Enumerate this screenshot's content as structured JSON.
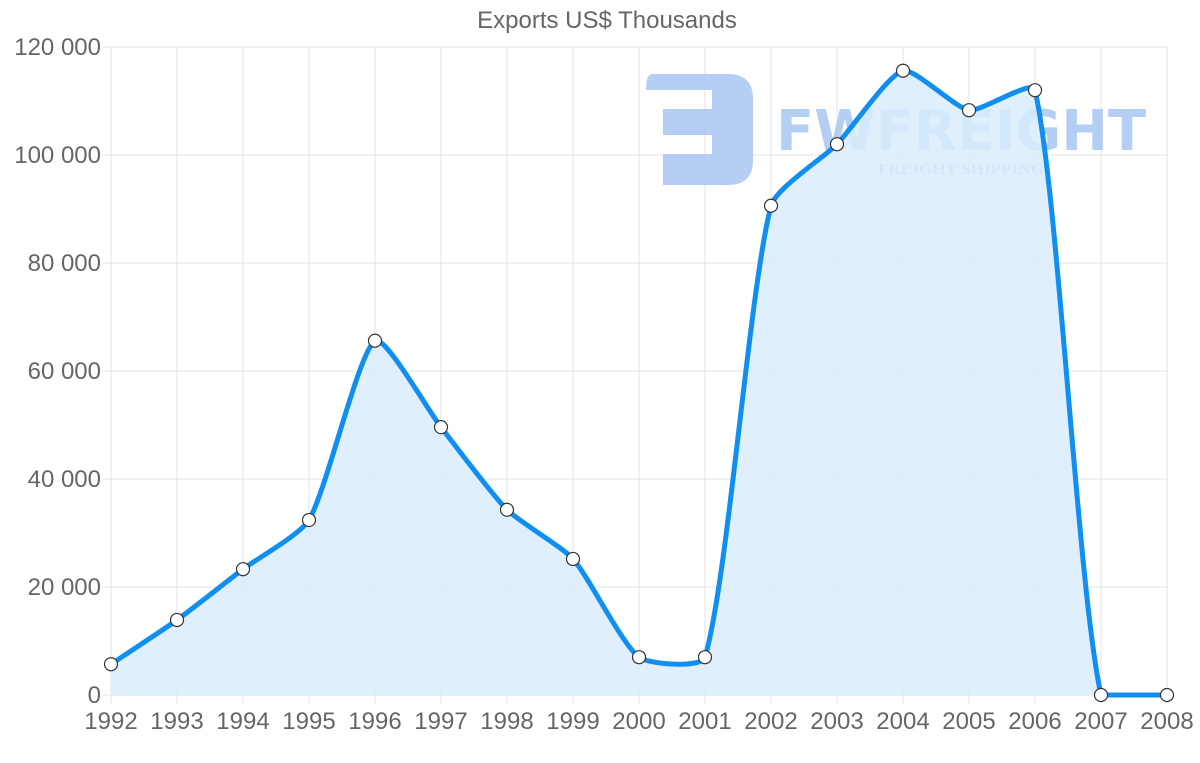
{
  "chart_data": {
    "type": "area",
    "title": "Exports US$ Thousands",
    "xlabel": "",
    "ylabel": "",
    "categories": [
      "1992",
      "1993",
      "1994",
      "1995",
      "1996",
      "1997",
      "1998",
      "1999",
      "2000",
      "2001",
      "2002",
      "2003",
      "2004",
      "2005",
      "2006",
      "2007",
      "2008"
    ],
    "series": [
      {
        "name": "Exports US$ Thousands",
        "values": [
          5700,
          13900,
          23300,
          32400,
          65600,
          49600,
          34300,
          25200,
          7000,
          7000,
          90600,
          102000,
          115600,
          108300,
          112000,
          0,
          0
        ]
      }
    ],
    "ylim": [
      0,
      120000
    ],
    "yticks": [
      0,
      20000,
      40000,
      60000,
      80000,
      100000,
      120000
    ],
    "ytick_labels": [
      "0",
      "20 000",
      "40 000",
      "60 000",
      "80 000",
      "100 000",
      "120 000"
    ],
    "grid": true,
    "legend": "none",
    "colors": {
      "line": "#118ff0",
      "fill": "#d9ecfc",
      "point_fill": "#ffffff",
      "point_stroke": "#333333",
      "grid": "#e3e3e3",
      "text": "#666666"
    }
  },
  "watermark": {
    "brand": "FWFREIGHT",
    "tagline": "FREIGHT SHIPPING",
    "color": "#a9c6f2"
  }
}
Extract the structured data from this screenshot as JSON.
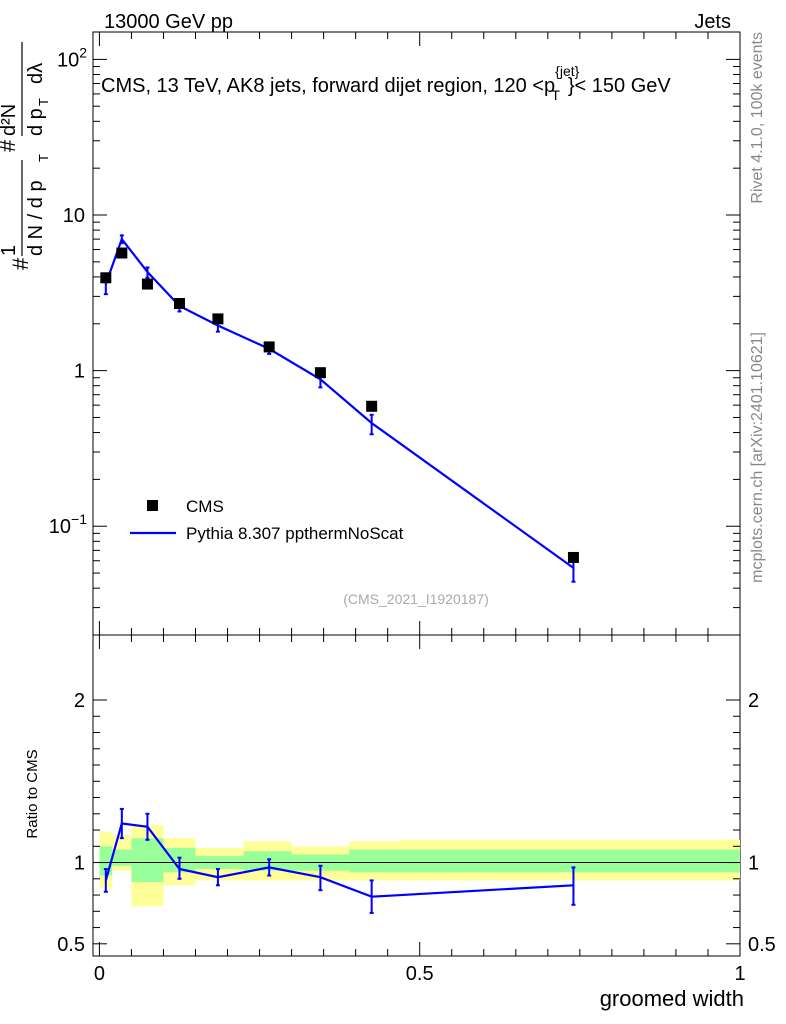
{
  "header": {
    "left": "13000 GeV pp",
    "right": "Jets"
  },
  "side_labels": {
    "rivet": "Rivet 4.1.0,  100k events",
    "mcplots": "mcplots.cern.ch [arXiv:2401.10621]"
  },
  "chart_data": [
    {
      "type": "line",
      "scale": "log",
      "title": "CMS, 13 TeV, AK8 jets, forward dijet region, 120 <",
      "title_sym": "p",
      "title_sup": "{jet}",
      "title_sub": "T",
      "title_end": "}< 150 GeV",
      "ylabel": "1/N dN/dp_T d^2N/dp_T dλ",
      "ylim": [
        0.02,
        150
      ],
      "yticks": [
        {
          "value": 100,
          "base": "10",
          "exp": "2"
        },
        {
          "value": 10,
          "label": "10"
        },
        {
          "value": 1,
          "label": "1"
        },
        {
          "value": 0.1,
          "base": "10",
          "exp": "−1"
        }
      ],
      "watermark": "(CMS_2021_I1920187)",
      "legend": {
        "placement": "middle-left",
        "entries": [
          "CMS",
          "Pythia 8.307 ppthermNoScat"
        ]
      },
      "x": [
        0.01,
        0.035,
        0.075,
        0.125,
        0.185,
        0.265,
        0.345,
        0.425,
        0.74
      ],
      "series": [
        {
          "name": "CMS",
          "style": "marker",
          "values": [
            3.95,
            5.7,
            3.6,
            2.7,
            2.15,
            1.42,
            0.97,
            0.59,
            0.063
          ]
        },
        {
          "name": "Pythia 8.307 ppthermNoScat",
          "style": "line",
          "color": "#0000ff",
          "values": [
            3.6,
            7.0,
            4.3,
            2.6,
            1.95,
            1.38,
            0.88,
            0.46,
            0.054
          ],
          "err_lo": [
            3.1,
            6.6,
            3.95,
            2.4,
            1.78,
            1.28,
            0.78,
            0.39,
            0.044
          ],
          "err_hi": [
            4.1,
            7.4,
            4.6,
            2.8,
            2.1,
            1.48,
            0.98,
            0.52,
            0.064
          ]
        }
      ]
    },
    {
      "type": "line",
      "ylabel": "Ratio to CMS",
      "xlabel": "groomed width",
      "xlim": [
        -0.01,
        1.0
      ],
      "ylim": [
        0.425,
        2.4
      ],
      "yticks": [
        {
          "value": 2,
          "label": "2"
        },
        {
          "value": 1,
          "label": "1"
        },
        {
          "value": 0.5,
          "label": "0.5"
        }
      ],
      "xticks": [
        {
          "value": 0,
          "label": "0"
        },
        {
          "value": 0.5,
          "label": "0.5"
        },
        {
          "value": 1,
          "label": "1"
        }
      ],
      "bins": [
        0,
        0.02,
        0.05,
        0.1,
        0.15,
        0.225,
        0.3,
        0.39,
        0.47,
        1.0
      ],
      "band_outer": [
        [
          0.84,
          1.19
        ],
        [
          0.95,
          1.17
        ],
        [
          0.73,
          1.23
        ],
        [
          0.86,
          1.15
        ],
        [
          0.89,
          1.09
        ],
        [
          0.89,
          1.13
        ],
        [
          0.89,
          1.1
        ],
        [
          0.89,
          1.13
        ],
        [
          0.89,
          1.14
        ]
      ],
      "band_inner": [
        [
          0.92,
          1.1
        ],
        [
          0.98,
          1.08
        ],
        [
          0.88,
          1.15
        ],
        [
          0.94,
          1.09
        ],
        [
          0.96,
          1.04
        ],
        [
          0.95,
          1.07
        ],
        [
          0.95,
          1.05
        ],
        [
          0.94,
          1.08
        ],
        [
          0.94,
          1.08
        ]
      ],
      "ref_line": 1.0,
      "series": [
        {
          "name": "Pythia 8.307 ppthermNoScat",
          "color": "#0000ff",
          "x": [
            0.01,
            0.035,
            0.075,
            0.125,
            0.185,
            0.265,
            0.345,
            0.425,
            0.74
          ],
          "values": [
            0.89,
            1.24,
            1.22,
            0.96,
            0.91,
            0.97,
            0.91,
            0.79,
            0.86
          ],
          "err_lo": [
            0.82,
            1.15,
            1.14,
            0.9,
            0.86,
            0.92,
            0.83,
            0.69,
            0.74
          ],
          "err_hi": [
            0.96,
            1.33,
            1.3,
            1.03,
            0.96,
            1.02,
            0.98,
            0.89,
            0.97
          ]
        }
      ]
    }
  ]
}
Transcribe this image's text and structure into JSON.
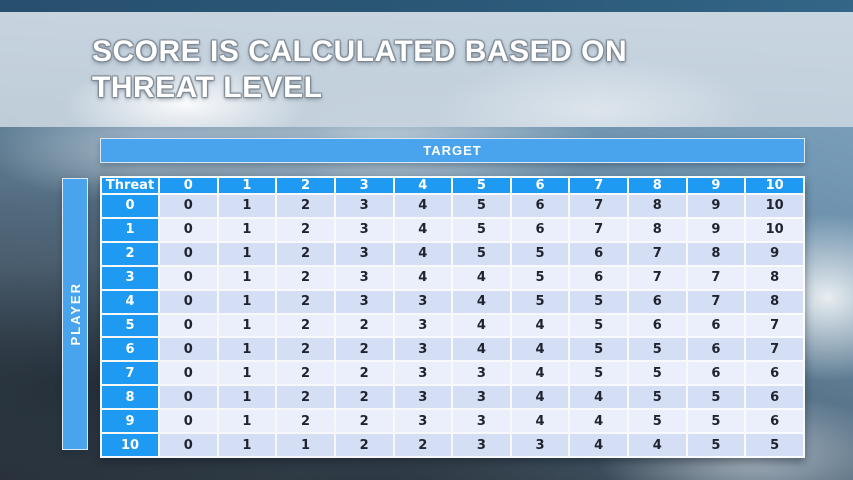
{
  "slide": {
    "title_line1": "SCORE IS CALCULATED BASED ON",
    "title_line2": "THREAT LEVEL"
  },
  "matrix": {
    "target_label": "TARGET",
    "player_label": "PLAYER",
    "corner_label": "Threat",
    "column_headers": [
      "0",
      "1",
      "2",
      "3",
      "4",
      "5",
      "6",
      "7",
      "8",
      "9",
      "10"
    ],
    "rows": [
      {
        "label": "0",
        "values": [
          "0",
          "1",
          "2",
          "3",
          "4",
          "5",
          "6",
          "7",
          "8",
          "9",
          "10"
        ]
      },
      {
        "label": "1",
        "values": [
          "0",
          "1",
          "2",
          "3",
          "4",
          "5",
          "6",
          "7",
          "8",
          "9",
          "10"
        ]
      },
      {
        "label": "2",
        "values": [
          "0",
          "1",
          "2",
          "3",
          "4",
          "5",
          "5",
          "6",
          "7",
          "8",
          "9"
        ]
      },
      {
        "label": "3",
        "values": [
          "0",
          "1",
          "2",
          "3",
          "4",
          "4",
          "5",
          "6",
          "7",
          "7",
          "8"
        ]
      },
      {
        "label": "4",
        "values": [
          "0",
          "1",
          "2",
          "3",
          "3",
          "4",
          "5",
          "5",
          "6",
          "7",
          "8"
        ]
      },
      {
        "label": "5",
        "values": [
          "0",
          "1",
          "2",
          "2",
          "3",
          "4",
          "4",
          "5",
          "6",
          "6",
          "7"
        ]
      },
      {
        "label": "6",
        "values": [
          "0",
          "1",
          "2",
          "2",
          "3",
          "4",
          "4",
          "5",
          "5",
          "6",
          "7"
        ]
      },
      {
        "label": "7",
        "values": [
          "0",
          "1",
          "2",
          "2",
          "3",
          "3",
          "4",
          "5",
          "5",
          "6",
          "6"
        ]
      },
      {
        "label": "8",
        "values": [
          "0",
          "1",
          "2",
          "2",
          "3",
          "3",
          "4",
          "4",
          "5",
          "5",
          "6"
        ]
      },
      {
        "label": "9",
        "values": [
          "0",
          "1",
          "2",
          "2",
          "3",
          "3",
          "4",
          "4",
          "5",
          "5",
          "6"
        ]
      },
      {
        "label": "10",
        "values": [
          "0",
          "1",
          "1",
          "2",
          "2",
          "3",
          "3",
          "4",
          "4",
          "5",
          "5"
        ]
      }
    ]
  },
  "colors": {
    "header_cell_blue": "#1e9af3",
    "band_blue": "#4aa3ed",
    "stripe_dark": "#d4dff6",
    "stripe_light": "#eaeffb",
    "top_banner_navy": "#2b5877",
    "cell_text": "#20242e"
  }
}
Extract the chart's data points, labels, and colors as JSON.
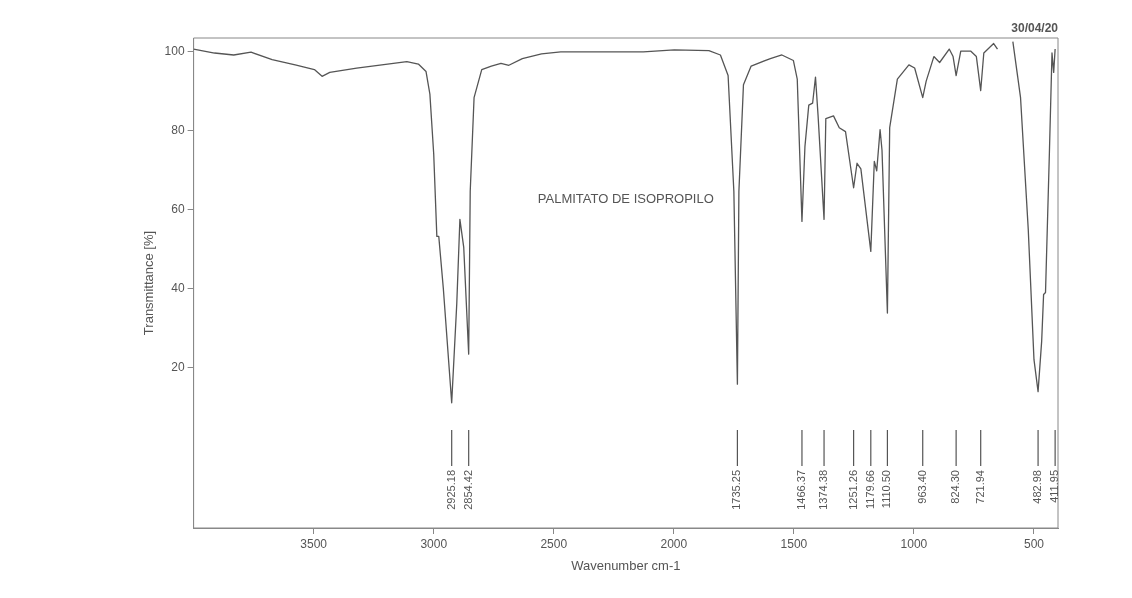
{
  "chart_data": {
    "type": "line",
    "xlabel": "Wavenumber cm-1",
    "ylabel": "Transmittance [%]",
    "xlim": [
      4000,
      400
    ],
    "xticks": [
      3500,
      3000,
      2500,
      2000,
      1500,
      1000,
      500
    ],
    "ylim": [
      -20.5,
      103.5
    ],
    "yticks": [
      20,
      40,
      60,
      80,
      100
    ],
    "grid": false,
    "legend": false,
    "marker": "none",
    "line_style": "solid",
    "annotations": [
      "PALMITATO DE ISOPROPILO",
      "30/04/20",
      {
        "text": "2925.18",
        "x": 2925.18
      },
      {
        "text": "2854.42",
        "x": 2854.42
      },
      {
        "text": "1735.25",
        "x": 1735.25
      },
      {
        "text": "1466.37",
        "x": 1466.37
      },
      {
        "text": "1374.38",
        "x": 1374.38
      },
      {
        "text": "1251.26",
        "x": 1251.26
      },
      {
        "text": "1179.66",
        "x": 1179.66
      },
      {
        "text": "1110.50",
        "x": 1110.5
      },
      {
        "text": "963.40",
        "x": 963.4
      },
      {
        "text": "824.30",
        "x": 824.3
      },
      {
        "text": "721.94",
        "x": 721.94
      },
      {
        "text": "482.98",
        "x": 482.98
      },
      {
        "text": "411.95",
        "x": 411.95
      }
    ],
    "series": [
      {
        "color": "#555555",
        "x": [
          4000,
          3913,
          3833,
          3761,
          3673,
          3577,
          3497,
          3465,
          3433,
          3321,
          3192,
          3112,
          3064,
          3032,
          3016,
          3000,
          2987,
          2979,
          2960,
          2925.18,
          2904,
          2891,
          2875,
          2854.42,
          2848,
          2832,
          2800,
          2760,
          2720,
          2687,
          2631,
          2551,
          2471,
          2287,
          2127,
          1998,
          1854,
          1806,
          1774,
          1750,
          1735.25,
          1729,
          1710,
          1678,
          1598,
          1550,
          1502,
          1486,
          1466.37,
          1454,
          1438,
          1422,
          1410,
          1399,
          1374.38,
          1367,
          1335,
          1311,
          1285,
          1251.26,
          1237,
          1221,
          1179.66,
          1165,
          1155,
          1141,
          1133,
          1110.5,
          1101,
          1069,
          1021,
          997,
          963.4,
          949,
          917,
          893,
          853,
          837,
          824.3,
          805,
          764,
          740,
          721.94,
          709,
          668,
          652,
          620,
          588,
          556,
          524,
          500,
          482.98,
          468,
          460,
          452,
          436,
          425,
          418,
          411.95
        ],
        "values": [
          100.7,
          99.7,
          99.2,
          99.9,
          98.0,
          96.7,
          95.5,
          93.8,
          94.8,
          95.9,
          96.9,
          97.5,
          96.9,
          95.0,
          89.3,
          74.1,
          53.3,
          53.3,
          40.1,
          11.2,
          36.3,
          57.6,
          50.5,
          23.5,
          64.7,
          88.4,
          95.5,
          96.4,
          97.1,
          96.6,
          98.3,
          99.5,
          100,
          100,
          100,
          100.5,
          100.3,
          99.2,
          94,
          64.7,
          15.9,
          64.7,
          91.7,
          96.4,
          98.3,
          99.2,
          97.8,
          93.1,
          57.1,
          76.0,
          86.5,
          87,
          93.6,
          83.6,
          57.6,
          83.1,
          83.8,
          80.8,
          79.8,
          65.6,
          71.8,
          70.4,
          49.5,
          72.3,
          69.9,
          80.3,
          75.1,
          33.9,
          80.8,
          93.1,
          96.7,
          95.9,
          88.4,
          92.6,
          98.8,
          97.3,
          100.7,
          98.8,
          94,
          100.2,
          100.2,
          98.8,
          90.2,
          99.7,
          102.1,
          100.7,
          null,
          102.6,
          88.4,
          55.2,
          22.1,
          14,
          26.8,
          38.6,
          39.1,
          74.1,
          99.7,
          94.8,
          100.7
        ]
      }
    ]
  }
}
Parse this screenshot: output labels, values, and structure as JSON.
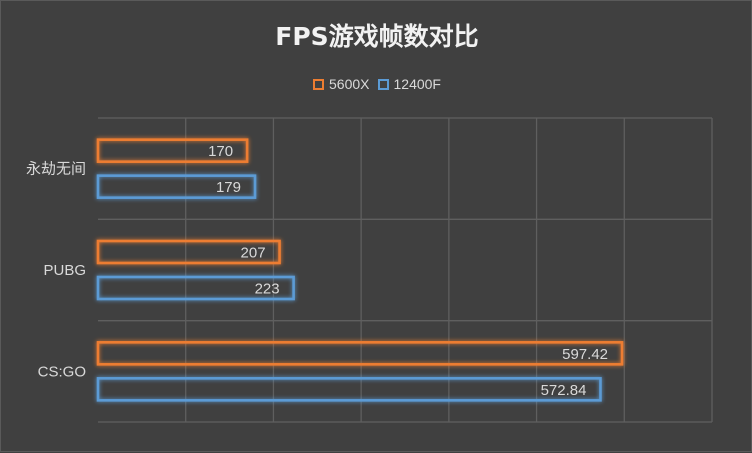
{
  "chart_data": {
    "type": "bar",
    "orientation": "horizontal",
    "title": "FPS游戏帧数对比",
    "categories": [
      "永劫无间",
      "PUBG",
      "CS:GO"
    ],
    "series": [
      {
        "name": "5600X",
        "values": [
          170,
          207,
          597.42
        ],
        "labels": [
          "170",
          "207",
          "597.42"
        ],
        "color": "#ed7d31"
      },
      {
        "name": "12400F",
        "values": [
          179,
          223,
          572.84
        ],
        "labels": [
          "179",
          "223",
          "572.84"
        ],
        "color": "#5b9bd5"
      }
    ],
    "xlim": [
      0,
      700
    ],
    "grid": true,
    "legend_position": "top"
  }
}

▬▬▬▬▬▬▬▬▬▬

◆ WHAT YOU WILL DO: Output precisely the lines in the material above from the line containing "Parse this screenshot: output" through its last line, and omit pictures.

◆ RESPONSE TO THE EXERCISE:
Parse this screenshot: output labels, values, and structure as JSON.
{
  "chart_data": {
    "type": "bar",
    "orientation": "horizontal",
    "title": "FPS游戏帧数对比",
    "categories": [
      "永劫无间",
      "PUBG",
      "CS:GO"
    ],
    "series": [
      {
        "name": "5600X",
        "values": [
          170,
          207,
          597.42
        ],
        "labels": [
          "170",
          "207",
          "597.42"
        ],
        "color": "#ed7d31"
      },
      {
        "name": "12400F",
        "values": [
          179,
          223,
          572.84
        ],
        "labels": [
          "179",
          "223",
          "572.84"
        ],
        "color": "#5b9bd5"
      }
    ],
    "xlim": [
      0,
      700
    ],
    "grid": true,
    "legend_position": "top"
  }
}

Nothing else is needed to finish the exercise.